--- BEGIN SELECTED TEXT ---

You are viewing a plain text version of this content. The canonical link for it is here.
Posted to jira@kafka.apache.org by "radai rosenblatt (Jira)" <ji...@apache.org> on 2021/04/02 00:13:00 UTC

[jira] [Created] (KAFKA-12605) kafka consumer churns through buffer memory iterating over records

radai rosenblatt created KAFKA-12605:
----------------------------------------

             Summary: kafka consumer churns through buffer memory iterating over records
                 Key: KAFKA-12605
                 URL: https://issues.apache.org/jira/browse/KAFKA-12605
             Project: Kafka
          Issue Type: Improvement
    Affects Versions: 2.7.0
            Reporter: radai rosenblatt


we recently conducted analysis on memory allocations by the kafka consumer and found a significant amount of buffers that graduate out of the young gen causing GC load.

 

these are tthe buffers used to gunzip record batches in the consumer when polling. since the same iterator (and underlying streams and buffers) are likely to live through several poll() cycles these buffers graduate out of young gen and cause issues.

 

see attached memory allocation flame graph.

--- END SELECTED TEXT ---

[EXERCISE AIM] Reproduce the Kafka issue report word for word, from "we recently conducted" up to and including "causing GC load.".

--- BEGIN MATERIAL SHOWN ---

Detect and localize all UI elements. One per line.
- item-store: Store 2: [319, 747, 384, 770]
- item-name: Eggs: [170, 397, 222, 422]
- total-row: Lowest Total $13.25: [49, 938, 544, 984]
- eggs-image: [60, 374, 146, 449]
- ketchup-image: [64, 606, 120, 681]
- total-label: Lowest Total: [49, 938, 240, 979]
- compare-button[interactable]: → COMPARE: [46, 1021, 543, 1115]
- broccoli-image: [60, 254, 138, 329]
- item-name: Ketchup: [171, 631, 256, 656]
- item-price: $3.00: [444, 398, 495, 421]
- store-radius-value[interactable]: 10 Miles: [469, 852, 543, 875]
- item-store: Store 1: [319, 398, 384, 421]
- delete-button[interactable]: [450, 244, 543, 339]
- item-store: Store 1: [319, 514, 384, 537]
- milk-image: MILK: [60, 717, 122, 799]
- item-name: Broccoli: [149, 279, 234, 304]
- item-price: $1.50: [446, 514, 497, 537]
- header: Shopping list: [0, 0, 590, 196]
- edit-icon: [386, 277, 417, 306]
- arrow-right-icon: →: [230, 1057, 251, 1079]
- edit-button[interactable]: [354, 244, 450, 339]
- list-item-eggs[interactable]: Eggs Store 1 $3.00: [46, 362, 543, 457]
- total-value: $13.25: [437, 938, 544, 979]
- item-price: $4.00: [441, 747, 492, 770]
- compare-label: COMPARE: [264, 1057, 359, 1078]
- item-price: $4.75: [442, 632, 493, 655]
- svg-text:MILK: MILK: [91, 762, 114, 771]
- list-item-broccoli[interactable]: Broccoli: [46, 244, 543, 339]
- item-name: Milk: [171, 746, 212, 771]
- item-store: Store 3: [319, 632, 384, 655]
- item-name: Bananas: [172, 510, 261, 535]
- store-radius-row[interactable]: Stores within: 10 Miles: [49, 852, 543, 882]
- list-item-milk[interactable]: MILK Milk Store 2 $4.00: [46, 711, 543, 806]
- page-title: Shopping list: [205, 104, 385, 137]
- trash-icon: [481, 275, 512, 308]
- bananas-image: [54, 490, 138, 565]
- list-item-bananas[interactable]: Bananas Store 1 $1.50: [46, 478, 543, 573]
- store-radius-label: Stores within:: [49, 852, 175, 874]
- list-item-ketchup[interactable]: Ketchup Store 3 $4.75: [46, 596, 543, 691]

--- END MATERIAL SHOWN ---

[WORKED SOLUTION]
we recently conducted analysis on memory allocations by the kafka consumer and found a significant amount of buffers that graduate out of the young gen causing GC load.